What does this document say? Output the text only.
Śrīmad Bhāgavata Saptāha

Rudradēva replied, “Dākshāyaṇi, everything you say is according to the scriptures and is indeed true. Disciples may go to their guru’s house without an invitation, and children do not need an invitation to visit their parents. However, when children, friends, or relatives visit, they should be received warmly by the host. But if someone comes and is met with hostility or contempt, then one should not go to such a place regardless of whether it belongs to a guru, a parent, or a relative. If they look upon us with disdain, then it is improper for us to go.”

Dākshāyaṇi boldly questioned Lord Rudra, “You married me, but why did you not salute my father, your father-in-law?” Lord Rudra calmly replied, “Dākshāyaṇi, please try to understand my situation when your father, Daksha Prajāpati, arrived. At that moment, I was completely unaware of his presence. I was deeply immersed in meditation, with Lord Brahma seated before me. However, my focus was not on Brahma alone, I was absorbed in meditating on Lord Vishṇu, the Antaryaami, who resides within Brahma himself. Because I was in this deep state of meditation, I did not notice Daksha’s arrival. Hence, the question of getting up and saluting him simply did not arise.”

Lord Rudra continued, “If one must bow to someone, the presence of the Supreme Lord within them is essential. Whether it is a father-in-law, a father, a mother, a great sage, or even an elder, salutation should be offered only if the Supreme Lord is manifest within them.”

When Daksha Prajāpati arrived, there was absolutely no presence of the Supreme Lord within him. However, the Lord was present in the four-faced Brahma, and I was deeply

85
=-=-=-=-=
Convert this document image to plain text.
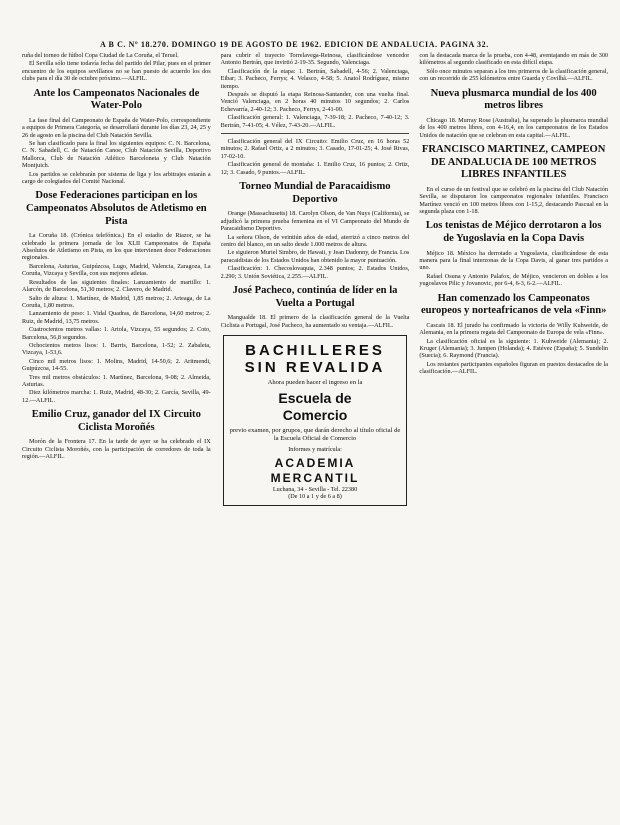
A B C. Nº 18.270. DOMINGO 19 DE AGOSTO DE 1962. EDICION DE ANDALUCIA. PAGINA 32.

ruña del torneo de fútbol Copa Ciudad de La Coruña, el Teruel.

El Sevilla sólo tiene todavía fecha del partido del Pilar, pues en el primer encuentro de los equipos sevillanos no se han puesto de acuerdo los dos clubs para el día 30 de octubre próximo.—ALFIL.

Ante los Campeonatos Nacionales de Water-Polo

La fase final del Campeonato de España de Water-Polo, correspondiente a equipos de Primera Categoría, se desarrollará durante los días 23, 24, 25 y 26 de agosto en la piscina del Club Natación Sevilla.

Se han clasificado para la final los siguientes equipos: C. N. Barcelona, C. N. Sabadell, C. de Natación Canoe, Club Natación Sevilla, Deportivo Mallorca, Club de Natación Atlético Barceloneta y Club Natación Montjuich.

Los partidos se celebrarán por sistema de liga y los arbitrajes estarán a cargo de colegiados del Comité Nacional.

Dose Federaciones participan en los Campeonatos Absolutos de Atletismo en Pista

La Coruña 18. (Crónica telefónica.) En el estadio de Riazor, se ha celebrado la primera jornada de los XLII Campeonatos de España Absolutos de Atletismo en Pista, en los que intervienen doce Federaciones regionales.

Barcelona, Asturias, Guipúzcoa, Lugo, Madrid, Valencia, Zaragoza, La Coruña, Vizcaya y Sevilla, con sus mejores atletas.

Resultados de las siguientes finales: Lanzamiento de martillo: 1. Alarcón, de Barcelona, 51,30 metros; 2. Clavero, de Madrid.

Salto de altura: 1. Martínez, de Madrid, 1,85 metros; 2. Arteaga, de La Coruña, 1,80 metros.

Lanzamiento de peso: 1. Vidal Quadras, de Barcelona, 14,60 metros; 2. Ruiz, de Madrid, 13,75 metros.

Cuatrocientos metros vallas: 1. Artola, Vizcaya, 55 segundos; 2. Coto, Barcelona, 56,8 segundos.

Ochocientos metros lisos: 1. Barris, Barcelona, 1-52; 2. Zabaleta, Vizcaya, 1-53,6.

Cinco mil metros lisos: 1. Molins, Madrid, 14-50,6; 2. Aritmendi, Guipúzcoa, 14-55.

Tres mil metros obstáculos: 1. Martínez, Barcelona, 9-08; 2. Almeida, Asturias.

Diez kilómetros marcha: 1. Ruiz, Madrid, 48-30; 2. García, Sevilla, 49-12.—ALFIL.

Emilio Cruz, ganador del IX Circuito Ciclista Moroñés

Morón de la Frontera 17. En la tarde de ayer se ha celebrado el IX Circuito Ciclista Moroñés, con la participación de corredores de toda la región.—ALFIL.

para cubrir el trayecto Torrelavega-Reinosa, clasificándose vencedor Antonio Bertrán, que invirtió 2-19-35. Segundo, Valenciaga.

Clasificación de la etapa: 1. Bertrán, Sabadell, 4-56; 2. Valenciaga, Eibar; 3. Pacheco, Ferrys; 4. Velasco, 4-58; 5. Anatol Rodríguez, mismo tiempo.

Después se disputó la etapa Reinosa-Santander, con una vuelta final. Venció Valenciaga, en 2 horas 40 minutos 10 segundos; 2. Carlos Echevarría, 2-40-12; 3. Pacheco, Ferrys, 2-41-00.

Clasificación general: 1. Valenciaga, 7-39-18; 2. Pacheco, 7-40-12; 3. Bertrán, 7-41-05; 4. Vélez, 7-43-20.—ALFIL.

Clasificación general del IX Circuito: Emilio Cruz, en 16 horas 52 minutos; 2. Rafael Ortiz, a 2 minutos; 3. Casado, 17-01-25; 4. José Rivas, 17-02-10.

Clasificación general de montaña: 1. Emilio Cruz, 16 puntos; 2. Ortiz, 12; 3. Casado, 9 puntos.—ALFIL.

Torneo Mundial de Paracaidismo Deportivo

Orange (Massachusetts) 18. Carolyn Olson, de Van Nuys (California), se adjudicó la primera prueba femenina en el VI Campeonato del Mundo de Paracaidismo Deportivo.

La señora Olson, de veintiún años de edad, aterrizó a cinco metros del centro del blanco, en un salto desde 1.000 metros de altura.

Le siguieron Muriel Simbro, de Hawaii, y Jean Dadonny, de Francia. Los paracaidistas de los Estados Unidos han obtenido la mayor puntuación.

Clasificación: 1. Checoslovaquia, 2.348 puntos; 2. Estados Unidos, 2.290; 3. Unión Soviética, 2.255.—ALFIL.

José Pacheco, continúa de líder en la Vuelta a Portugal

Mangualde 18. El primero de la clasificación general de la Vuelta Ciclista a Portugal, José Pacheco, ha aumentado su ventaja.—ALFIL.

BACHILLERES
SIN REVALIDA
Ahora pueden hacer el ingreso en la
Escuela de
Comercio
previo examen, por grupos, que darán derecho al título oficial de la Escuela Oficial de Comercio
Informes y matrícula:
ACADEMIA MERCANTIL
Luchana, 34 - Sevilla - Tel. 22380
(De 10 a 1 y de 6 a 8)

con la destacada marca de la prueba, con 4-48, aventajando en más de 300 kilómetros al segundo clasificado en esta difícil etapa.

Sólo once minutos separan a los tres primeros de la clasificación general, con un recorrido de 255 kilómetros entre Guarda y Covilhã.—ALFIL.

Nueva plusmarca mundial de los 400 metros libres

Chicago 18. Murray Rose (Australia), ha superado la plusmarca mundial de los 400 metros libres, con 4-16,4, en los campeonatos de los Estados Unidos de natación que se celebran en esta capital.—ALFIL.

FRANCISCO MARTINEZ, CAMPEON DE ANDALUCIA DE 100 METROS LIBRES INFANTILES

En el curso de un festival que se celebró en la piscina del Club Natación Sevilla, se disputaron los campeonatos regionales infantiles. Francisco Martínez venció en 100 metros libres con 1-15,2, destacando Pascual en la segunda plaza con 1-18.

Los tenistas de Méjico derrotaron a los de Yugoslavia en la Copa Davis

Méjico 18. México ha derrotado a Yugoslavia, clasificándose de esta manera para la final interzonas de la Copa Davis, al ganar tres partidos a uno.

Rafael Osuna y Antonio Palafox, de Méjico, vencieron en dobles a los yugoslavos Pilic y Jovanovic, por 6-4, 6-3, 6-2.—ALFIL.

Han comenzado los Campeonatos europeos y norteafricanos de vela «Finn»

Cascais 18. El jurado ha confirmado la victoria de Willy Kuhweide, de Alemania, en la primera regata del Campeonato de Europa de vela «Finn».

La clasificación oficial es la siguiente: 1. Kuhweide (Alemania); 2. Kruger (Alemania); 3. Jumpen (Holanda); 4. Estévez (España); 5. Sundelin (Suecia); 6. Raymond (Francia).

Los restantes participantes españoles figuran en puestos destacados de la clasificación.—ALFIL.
=-=-=-=-=
STATED PROBLEM
Find the word "Emilio" in the material, then list each line that holds it.

OUTPUT FOR THIS EXERCISE
Emilio Cruz, ganador del IX Circuito Ciclista Moroñés
Clasificación general del IX Circuito: Emilio Cruz, en 16 horas 52 minutos; 2. Rafael Ortiz, a 2 minutos; 3. Casado, 17-01-25; 4. José Rivas, 17-02-10.
Clasificación general de montaña: 1. Emilio Cruz, 16 puntos; 2. Ortiz, 12; 3. Casado, 9 puntos.—ALFIL.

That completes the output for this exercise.